#### Written request:
Lift out each line of the data that holds "name".

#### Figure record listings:

********************

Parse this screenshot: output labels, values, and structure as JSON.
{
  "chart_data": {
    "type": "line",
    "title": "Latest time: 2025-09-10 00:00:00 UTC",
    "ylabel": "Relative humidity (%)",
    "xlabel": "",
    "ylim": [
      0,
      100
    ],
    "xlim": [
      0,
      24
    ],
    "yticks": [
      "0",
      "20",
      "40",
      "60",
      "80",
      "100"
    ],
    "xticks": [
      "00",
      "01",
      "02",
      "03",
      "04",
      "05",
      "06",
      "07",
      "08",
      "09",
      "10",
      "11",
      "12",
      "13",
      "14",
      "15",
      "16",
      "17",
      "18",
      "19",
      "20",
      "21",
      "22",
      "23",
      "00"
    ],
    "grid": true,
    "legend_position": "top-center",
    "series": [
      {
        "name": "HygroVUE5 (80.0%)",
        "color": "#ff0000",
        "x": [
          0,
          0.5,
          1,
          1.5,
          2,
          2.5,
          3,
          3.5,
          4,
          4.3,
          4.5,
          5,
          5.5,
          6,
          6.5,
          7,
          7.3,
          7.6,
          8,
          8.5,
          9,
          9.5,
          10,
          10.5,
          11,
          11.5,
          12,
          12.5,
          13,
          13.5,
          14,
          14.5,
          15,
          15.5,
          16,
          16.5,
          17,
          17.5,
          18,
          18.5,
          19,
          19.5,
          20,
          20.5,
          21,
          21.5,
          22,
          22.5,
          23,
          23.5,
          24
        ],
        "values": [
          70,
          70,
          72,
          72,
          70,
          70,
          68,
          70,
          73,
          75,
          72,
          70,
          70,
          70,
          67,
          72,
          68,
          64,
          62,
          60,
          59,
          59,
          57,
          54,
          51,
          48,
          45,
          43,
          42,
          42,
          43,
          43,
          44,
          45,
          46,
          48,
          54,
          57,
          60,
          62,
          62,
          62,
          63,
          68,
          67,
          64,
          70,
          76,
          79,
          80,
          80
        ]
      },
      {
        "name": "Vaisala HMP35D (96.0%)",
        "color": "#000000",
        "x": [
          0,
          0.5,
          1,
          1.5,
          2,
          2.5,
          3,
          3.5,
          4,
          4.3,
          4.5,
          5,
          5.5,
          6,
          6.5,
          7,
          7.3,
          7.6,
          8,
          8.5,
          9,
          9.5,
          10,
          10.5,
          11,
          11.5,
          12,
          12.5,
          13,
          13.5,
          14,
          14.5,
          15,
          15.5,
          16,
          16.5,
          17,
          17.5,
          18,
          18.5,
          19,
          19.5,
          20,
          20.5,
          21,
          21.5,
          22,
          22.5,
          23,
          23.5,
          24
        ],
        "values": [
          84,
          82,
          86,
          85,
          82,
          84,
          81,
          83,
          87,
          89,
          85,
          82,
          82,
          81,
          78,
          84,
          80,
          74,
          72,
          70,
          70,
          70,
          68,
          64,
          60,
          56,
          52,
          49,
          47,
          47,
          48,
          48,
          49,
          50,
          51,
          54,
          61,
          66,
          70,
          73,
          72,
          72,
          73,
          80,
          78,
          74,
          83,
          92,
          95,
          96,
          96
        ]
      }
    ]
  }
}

********************

#### Output below:
        "name": "HygroVUE5 (80.0%)",
        "name": "Vaisala HMP35D (96.0%)",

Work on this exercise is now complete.